Your objective: Retype the records below exactly as they appear.

Recorded data:
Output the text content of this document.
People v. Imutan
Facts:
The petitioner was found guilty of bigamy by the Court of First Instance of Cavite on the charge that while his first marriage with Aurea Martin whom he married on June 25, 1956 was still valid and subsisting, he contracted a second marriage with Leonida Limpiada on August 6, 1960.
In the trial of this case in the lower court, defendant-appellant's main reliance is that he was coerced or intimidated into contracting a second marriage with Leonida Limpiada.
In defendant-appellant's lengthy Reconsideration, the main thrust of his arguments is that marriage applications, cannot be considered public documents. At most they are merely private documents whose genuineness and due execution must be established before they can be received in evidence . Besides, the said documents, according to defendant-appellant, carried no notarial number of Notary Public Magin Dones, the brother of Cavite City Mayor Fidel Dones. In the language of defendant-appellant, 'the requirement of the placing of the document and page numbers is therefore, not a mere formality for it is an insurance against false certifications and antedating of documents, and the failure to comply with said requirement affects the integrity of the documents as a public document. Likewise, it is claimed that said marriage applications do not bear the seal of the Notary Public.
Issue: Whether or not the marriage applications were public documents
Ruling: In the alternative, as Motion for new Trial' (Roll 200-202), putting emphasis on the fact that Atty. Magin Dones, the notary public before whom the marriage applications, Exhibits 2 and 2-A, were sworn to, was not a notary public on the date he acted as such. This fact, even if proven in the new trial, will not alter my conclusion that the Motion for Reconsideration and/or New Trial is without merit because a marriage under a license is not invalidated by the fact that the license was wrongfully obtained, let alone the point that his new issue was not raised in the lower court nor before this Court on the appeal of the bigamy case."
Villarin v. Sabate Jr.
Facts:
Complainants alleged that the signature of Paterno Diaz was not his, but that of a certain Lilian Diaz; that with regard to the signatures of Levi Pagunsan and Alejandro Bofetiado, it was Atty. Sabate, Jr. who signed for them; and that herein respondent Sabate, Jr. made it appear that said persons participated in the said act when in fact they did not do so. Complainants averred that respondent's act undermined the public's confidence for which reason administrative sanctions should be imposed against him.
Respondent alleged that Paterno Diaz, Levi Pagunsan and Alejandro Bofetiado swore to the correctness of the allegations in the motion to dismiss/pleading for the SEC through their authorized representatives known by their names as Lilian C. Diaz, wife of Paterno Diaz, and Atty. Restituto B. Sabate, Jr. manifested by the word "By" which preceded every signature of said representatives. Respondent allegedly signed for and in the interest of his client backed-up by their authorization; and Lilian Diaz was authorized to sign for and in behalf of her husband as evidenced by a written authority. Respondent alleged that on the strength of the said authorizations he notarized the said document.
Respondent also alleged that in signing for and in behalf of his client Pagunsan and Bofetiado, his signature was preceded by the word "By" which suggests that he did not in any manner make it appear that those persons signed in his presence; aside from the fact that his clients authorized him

Exercise answer:
Output the text content of this document.
People v. Imutan
Facts:
The petitioner was found guilty of bigamy by the Court of First Instance of Cavite on the charge that while his first marriage with Aurea Martin whom he married on June 25, 1956 was still valid and subsisting, he contracted a second marriage with Leonida Limpiada on August 6, 1960.
In the trial of this case in the lower court, defendant-appellant's main reliance is that he was coerced or intimidated into contracting a second marriage with Leonida Limpiada.
In defendant-appellant's lengthy Reconsideration, the main thrust of his arguments is that marriage applications, cannot be considered public documents. At most they are merely private documents whose genuineness and due execution must be established before they can be received in evidence . Besides, the said documents, according to defendant-appellant, carried no notarial number of Notary Public Magin Dones, the brother of Cavite City Mayor Fidel Dones. In the language of defendant-appellant, 'the requirement of the placing of the document and page numbers is therefore, not a mere formality for it is an insurance against false certifications and antedating of documents, and the failure to comply with said requirement affects the integrity of the documents as a public document. Likewise, it is claimed that said marriage applications do not bear the seal of the Notary Public.
Issue: Whether or not the marriage applications were public documents
Ruling: In the alternative, as Motion for new Trial' (Roll 200-202), putting emphasis on the fact that Atty. Magin Dones, the notary public before whom the marriage applications, Exhibits 2 and 2-A, were sworn to, was not a notary public on the date he acted as such. This fact, even if proven in the new trial, will not alter my conclusion that the Motion for Reconsideration and/or New Trial is without merit because a marriage under a license is not invalidated by the fact that the license was wrongfully obtained, let alone the point that his new issue was not raised in the lower court nor before this Court on the appeal of the bigamy case."
Villarin v. Sabate Jr.
Facts:
Complainants alleged that the signature of Paterno Diaz was not his, but that of a certain Lilian Diaz; that with regard to the signatures of Levi Pagunsan and Alejandro Bofetiado, it was Atty. Sabate, Jr. who signed for them; and that herein respondent Sabate, Jr. made it appear that said persons participated in the said act when in fact they did not do so. Complainants averred that respondent's act undermined the public's confidence for which reason administrative sanctions should be imposed against him.
Respondent alleged that Paterno Diaz, Levi Pagunsan and Alejandro Bofetiado swore to the correctness of the allegations in the motion to dismiss/pleading for the SEC through their authorized representatives known by their names as Lilian C. Diaz, wife of Paterno Diaz, and Atty. Restituto B. Sabate, Jr. manifested by the word "By" which preceded every signature of said representatives. Respondent allegedly signed for and in the interest of his client backed-up by their authorization; and Lilian Diaz was authorized to sign for and in behalf of her husband as evidenced by a written authority. Respondent alleged that on the strength of the said authorizations he notarized the said document.
Respondent also alleged that in signing for and in behalf of his client Pagunsan and Bofetiado, his signature was preceded by the word "By" which suggests that he did not in any manner make it appear that those persons signed in his presence; aside from the fact that his clients authorized him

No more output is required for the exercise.